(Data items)

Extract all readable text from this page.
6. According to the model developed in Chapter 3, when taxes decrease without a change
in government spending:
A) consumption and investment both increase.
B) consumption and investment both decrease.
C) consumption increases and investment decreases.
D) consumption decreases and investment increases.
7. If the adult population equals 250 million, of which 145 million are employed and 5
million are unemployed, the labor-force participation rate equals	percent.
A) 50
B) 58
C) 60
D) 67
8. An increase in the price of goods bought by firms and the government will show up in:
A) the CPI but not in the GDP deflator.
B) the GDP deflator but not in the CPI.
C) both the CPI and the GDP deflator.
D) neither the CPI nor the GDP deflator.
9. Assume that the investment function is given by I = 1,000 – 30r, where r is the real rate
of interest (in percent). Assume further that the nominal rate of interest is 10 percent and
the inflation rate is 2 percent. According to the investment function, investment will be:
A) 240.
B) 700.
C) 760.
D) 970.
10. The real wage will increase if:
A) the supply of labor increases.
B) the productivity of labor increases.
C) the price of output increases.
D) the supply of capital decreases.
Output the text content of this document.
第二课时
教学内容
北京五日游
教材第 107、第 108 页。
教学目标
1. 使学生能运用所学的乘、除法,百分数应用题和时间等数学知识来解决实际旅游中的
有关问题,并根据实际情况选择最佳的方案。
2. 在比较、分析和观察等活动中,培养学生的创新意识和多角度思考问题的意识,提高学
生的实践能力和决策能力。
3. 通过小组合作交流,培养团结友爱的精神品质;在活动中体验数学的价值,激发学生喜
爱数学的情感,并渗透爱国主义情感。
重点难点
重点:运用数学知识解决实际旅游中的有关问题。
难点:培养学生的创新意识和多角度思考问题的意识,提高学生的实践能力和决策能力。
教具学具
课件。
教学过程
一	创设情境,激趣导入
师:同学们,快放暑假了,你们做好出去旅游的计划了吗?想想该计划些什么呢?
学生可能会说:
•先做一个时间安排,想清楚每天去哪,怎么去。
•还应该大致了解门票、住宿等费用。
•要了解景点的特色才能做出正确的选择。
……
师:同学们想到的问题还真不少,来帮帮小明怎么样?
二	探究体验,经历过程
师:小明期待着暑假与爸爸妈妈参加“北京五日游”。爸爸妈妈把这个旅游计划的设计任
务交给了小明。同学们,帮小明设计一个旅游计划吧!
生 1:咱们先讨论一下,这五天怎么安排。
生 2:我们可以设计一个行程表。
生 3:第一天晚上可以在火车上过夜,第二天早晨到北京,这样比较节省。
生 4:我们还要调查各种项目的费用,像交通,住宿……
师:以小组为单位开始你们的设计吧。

● **DIRECTIONS**: Filter lines by "According" and return each hit.

● **FINAL RESULT**:
6. According to the model developed in Chapter 3, when taxes decrease without a change
the inflation rate is 2 percent. According to the investment function, investment will be:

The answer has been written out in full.